- [SELECTED PASSAGE]

+ + + +

Elliott Oring, an anthropology professor and folklore specialist at Cal State L.A., also has his doubts. "Go through [the story and] you will see areas that seem to require suspending critical functions. There is too much piling on of incidents…. Why wasn't it simply disposed of?"

So if there's no proof a dybbuk exists, why is the box so fascinating?

"We embrace such stories because they tap into our own fears and prejudices," says Allan S. Mott, author of "Urban Legends: Strange Stories Behind Modern Myths."

"The dybbuk story taps into our belief that out in the world there is a supernatural evil that will attack anyone regardless of how good they are. They allow people to make some sense of a chaotic world."

The story also benefits from the credibility lent to it by a mainstream site such as EBay, says Jan Harold Brunvand, author of the coming "Be Afraid, Be Very Afraid: The Book of Scary Urban Legends."

But Brunvand sees a difference in the tale. "The length and detail of the story is unlike most urban legends," he says, "as is the supernatural angle and the first-person narrative. So I would not classify it as a 'normal' urban legend."

Perhaps that leaves open a small window of credibility. After all, who doesn't like a good ghost story?

"Of course, we realize we could most probably be dealing here with a very elaborate hoax," notes the Rev. Jim Willis, an Arizona minister and author of "The Religion Book: Places, Prophets, Saints and Seers." "I have to say that because I do have my academic reputation to uphold." But, he adds, "if you leave it at that, it takes all the fun away."

As his words trail away, a huge picture in his office falls from the wall and crashes to the floor.

"This is weird," Willis says. "Have I just become a part of an urban legend?"

+ + + +

- [SUPPLIED DATA]
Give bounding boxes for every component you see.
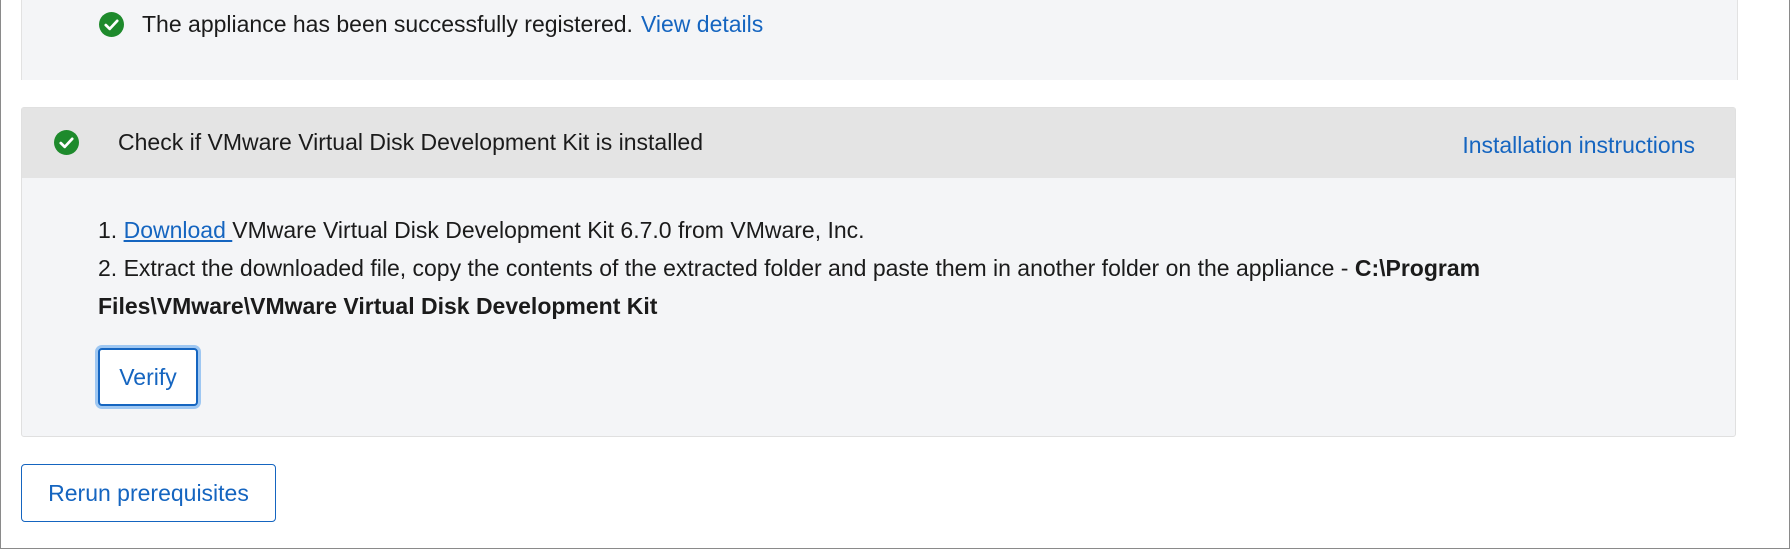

+ + + +

- [WORK TO DO]
A – Decide whether each statement agrees with the dybbuk box passage: (i) Jan Harold Brunvand classifies the dybbuk story as a normal urban legend. (ii) Elliott Oring works at Cal State L.A. (iii) Jim Willis is a minister in Arizona. Answer yes or no for each and quote the words of the passage that decide it.
B – In the dybbuk box passage, what falls to the floor in Jim Willis's office as his words trail away?
C – Carry on the dybbuk box passage from its last sentence.

- [THE REPLIES]
A –
(i) No: "So I would not classify it as a 'normal' urban legend."
(ii) Yes: "an anthropology professor and folklore specialist at Cal State L.A."
(iii) Yes: "an Arizona minister"

B – A huge picture falls from the wall and crashes to the floor.

C –
http://www.latimes.com/features/lifestyle/la-ca-gornstein25jul25,1,7264537.story?coll=la-home-style
 
OK, this is different from the "haunted" bayonet sold on E-Bay how, exactly? Sounds like a hoax/scam to me.
 
Alright, having just read through the entire site there, though I know it's probably a hoax, am pretty freaked out.
 
Yes I guess it probably is a hoax, but I would prefer not to get too close, a bit like tossing salt over your shoulder, you know it's silly but you do it just in case.
 
yeah, I agree, it's silly, but just in case...


I actually did a search after reading that on ebay, there's loads of "haunted" items for sale on there.
 
Consider this...a dibbuk is an evil spirit that possesses a person. Obviously, that's NOT what's supposedly happening with this box. Do you think maybe the person selling the box is well-read enough to know that a dibbuk is a demon of some kind, and then gathered up some odds and ends (especially the Hebrew engraved figurine) and threw it all together. Like the haunted bayonet mentioned in another thread, this wine cabinet is going to sell for a heck of a lot more with the story than without it.
 
I pretty much assumed that from the get go, but even so, there's stil the ever present "what if...?"
 
Looks to me almost like someone had taken a small portable shrine or scroll cupboard, and was using it as a nonjewish ritual piece, or some sort of jewish version of 'devil worshiping' in the sense that many 'black magic' practitioners are inverting christian ceremonies for their purposes [the black mass being conducted with corrupted wafer and wine, an inverted cross and whatnot, think of the 18th century Hellfire clubmembers.] Never heard of any 'inverted' jews though ... I do suppose that if the kabalah was practiced towards the darker influences that might count...
 
"One person pleaded with me to get all images of the box off the Internet because they would provide an electronic portal for the spirit into every computer that visited the site," he says.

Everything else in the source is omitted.